[WHAT IS BEING ASKED] Do any lines in the data below contain "model"? If so, copy every one of them.

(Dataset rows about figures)
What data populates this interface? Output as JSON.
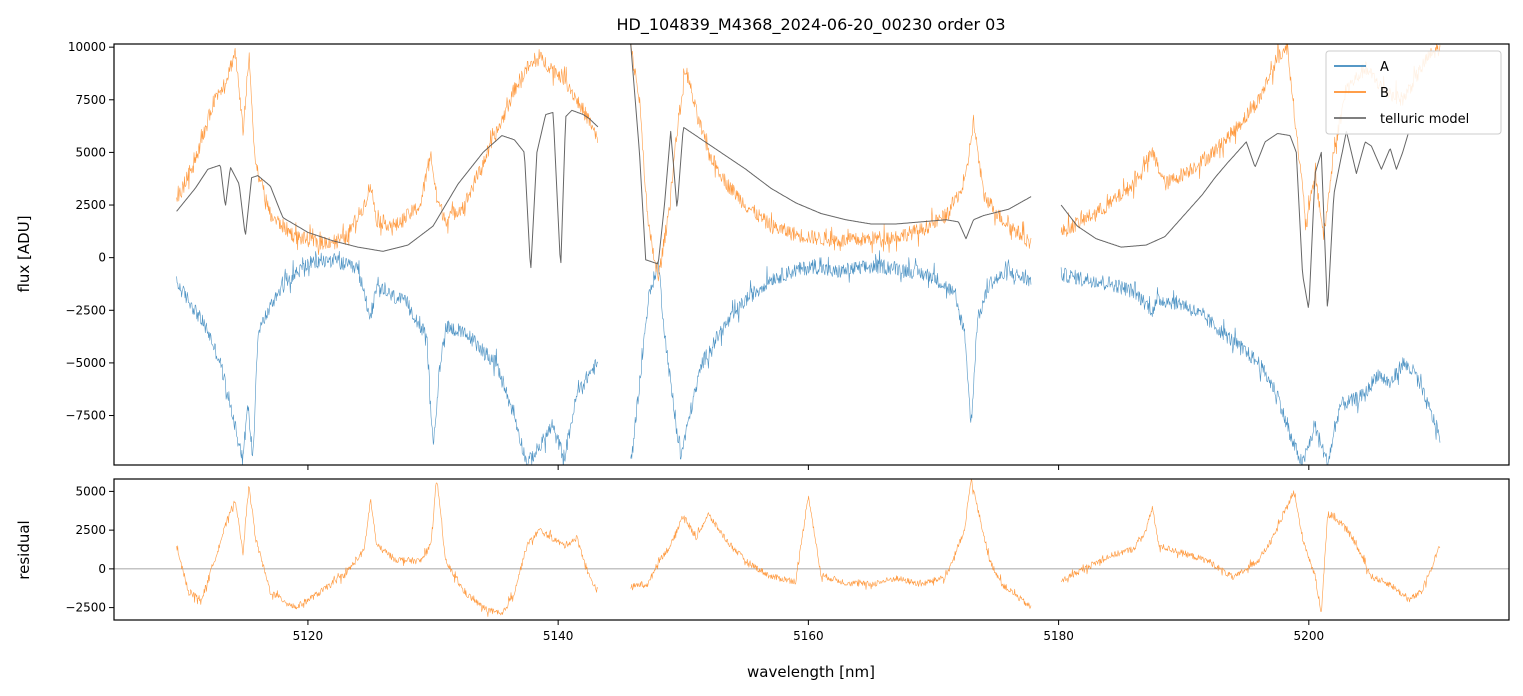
{
  "chart_data": [
    {
      "type": "line",
      "panel": "main",
      "title": "HD_104839_M4368_2024-06-20_00230  order 03",
      "xlabel": "",
      "ylabel": "flux [ADU]",
      "xlim": [
        5104.5,
        5216.0
      ],
      "ylim": [
        -9850,
        10150
      ],
      "yticks": [
        -7500,
        -5000,
        -2500,
        0,
        2500,
        5000,
        7500,
        10000
      ],
      "ytick_labels": [
        "−7500",
        "−5000",
        "−2500",
        "0",
        "2500",
        "5000",
        "7500",
        "10000"
      ],
      "xticks": [
        5120,
        5140,
        5160,
        5180,
        5200
      ],
      "grid": false,
      "legend_position": "top-right",
      "legend": [
        "A",
        "B",
        "telluric model"
      ],
      "series": [
        {
          "name": "A",
          "color": "#1f77b4",
          "segments": [
            {
              "x": [
                5109.5,
                5111,
                5112,
                5113,
                5114,
                5114.8,
                5115.2,
                5115.6,
                5116,
                5118,
                5120,
                5122,
                5124,
                5125,
                5125.5,
                5126,
                5128,
                5129.5,
                5130,
                5130.5,
                5131,
                5133,
                5135,
                5136.5,
                5137.5,
                5138.5,
                5139.5,
                5140.5,
                5141.5,
                5142.5,
                5143.2
              ],
              "y": [
                -1200,
                -2500,
                -3500,
                -5000,
                -7500,
                -9500,
                -7000,
                -9500,
                -3500,
                -1200,
                -300,
                -100,
                -600,
                -2800,
                -1500,
                -1600,
                -2200,
                -3800,
                -9000,
                -5500,
                -3200,
                -3800,
                -5000,
                -7500,
                -9800,
                -9000,
                -8000,
                -9500,
                -6500,
                -5500,
                -5000
              ]
            },
            {
              "x": [
                5145.8,
                5146.5,
                5147.2,
                5148,
                5148.5,
                5149.2,
                5149.8,
                5150.5,
                5151.5,
                5153,
                5155,
                5157,
                5159,
                5160.5,
                5162,
                5164,
                5166,
                5168,
                5170,
                5171.5,
                5172.5,
                5173,
                5173.5,
                5174.5,
                5176,
                5177.8
              ],
              "y": [
                -9800,
                -6000,
                -2000,
                -200,
                -3500,
                -7000,
                -9500,
                -7500,
                -5000,
                -3500,
                -2000,
                -1000,
                -600,
                -400,
                -700,
                -500,
                -400,
                -600,
                -900,
                -1600,
                -3500,
                -8000,
                -3000,
                -1200,
                -700,
                -1100
              ]
            },
            {
              "x": [
                5180.2,
                5182,
                5184,
                5186,
                5187.5,
                5188,
                5190,
                5192,
                5194,
                5196,
                5197.5,
                5198.5,
                5199.5,
                5200.5,
                5201.5,
                5202.5,
                5203.5,
                5204.5,
                5205.5,
                5206.5,
                5207.5,
                5208.5,
                5209.5,
                5210.5
              ],
              "y": [
                -800,
                -1000,
                -1200,
                -1600,
                -2500,
                -2000,
                -2200,
                -3000,
                -4000,
                -5000,
                -6500,
                -8500,
                -9800,
                -8000,
                -9800,
                -7000,
                -6800,
                -6500,
                -5500,
                -6000,
                -5000,
                -5500,
                -7000,
                -8500
              ]
            }
          ]
        },
        {
          "name": "B",
          "color": "#ff7f0e",
          "segments": [
            {
              "x": [
                5109.5,
                5110.5,
                5111.5,
                5112.5,
                5113.5,
                5114.2,
                5114.8,
                5115.3,
                5115.8,
                5117,
                5119,
                5121,
                5123,
                5124.5,
                5125,
                5125.5,
                5127,
                5129,
                5129.8,
                5130.3,
                5131,
                5132.5,
                5134,
                5135.5,
                5136.5,
                5137.5,
                5138,
                5138.5,
                5139.5,
                5140.5,
                5141.5,
                5142.5,
                5143.2
              ],
              "y": [
                2600,
                4000,
                5500,
                7500,
                8500,
                9800,
                6000,
                9500,
                4500,
                2000,
                1000,
                700,
                900,
                2500,
                3500,
                1800,
                1500,
                2500,
                5000,
                2800,
                1800,
                2500,
                4500,
                6500,
                8000,
                9000,
                9200,
                9500,
                9000,
                8500,
                7500,
                6500,
                5500
              ]
            },
            {
              "x": [
                5145.8,
                5146.5,
                5147.2,
                5148,
                5148.8,
                5149.5,
                5150.2,
                5151,
                5152,
                5153.5,
                5155,
                5157,
                5159,
                5161,
                5163,
                5165,
                5167,
                5169,
                5171,
                5172.5,
                5173.2,
                5174,
                5175.5,
                5177.8
              ],
              "y": [
                10000,
                7500,
                1500,
                -1000,
                2000,
                6000,
                9000,
                7000,
                5000,
                3500,
                2500,
                1500,
                1100,
                900,
                800,
                900,
                1000,
                1300,
                2000,
                3500,
                6500,
                3000,
                1800,
                700
              ]
            },
            {
              "x": [
                5180.2,
                5182,
                5184,
                5186,
                5187.5,
                5188.5,
                5190,
                5192,
                5194,
                5196,
                5197.5,
                5198.3,
                5199,
                5199.8,
                5200.5,
                5201.2,
                5202,
                5203,
                5204.5,
                5206,
                5207.5,
                5208.5,
                5209.5,
                5210.5
              ],
              "y": [
                1200,
                1800,
                2500,
                3500,
                5000,
                3500,
                4000,
                4800,
                6000,
                7500,
                9500,
                10000,
                6000,
                1500,
                4000,
                1000,
                5000,
                8000,
                9000,
                8000,
                7500,
                8500,
                9500,
                10000
              ]
            }
          ]
        },
        {
          "name": "telluric model",
          "color": "#555555",
          "segments": [
            {
              "x": [
                5109.5,
                5111,
                5112,
                5113,
                5113.4,
                5113.8,
                5114.5,
                5115,
                5115.5,
                5116,
                5117,
                5118,
                5120,
                5122,
                5124,
                5126,
                5128,
                5130,
                5132,
                5134,
                5135.5,
                5136.5,
                5137.3,
                5137.8,
                5138.3,
                5139,
                5139.6,
                5140.2,
                5140.6,
                5141.1,
                5142,
                5142.5,
                5143.2
              ],
              "y": [
                2200,
                3300,
                4200,
                4400,
                2400,
                4300,
                3500,
                1000,
                3800,
                3900,
                3400,
                1900,
                1200,
                800,
                500,
                300,
                600,
                1500,
                3500,
                5000,
                5800,
                5600,
                5000,
                -700,
                5000,
                6800,
                6900,
                -600,
                6700,
                7000,
                6800,
                6600,
                6200
              ]
            },
            {
              "x": [
                5145.8,
                5146.5,
                5147,
                5147.5,
                5148,
                5148.5,
                5149,
                5149.5,
                5150,
                5151,
                5153,
                5155,
                5157,
                5159,
                5161,
                5163,
                5165,
                5167,
                5169,
                5171,
                5172,
                5172.6,
                5173.2,
                5174,
                5176,
                5177.8
              ],
              "y": [
                10150,
                5000,
                -100,
                -200,
                -300,
                2500,
                6000,
                2300,
                6200,
                5800,
                5000,
                4200,
                3300,
                2600,
                2100,
                1800,
                1600,
                1600,
                1700,
                1800,
                1700,
                900,
                1800,
                2000,
                2300,
                2900
              ]
            },
            {
              "x": [
                5180.2,
                5181.5,
                5183,
                5185,
                5187,
                5188.5,
                5190,
                5191.5,
                5192.5,
                5193.5,
                5195,
                5195.7,
                5196.5,
                5197.5,
                5198.5,
                5199,
                5199.5,
                5200,
                5200.5,
                5201,
                5201.5,
                5202,
                5202.5,
                5203,
                5203.8,
                5204.5,
                5205,
                5205.8,
                5206.5,
                5207,
                5207.5,
                5208
              ],
              "y": [
                2500,
                1500,
                900,
                500,
                600,
                1000,
                2000,
                3000,
                3800,
                4500,
                5500,
                4300,
                5500,
                5900,
                5800,
                5000,
                -800,
                -2500,
                4000,
                5000,
                -2600,
                3000,
                4500,
                6000,
                4000,
                5500,
                5300,
                4200,
                5200,
                4200,
                5000,
                6000
              ]
            }
          ]
        }
      ]
    },
    {
      "type": "line",
      "panel": "residual",
      "title": "",
      "xlabel": "wavelength [nm]",
      "ylabel": "residual",
      "xlim": [
        5104.5,
        5216.0
      ],
      "ylim": [
        -3300,
        5800
      ],
      "yticks": [
        -2500,
        0,
        2500,
        5000
      ],
      "ytick_labels": [
        "−2500",
        "0",
        "2500",
        "5000"
      ],
      "xticks": [
        5120,
        5140,
        5160,
        5180,
        5200
      ],
      "grid": false,
      "reference_line": 0,
      "series": [
        {
          "name": "",
          "color": "#ff7f0e",
          "segments": [
            {
              "x": [
                5109.5,
                5110.5,
                5111.5,
                5112.5,
                5113.5,
                5114.2,
                5114.8,
                5115.3,
                5115.8,
                5117,
                5119,
                5121,
                5123,
                5124.5,
                5125,
                5125.5,
                5127,
                5129,
                5129.8,
                5130.3,
                5131,
                5132.5,
                5134,
                5135.5,
                5136.5,
                5137.5,
                5138.5,
                5139.5,
                5140.5,
                5141.5,
                5142.5,
                5143.2
              ],
              "y": [
                1300,
                -1500,
                -2000,
                500,
                3000,
                4500,
                1000,
                5500,
                2000,
                -1500,
                -2500,
                -1500,
                -300,
                1200,
                4500,
                1500,
                600,
                500,
                1500,
                5800,
                500,
                -1500,
                -2500,
                -3000,
                -1500,
                1500,
                2500,
                2000,
                1500,
                2000,
                -500,
                -1500
              ]
            },
            {
              "x": [
                5145.8,
                5146.5,
                5147.2,
                5148,
                5149,
                5150,
                5151,
                5152,
                5153.5,
                5155,
                5157,
                5159,
                5160,
                5161,
                5163,
                5165,
                5167,
                5169,
                5171,
                5172.5,
                5173,
                5173.5,
                5174.5,
                5175.5,
                5177.8
              ],
              "y": [
                -1200,
                -1000,
                -1000,
                500,
                1500,
                3500,
                2000,
                3500,
                1800,
                500,
                -500,
                -800,
                4800,
                -400,
                -900,
                -1000,
                -600,
                -1000,
                -500,
                2500,
                5800,
                4000,
                500,
                -1000,
                -2500
              ]
            },
            {
              "x": [
                5180.2,
                5182,
                5184,
                5186,
                5187,
                5187.5,
                5188,
                5190,
                5192,
                5194,
                5196,
                5197,
                5198,
                5198.8,
                5199.5,
                5200.5,
                5201,
                5201.5,
                5202.5,
                5203.5,
                5205,
                5206.5,
                5208,
                5209,
                5210.5
              ],
              "y": [
                -800,
                0,
                800,
                1300,
                2500,
                4000,
                1500,
                1000,
                500,
                -600,
                600,
                1800,
                3500,
                5000,
                2000,
                -500,
                -2800,
                3500,
                3000,
                2000,
                -500,
                -1000,
                -2000,
                -1500,
                1500
              ]
            }
          ]
        }
      ]
    }
  ]
}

[TASK SOLUTION]
        "telluric model"
          "name": "telluric model",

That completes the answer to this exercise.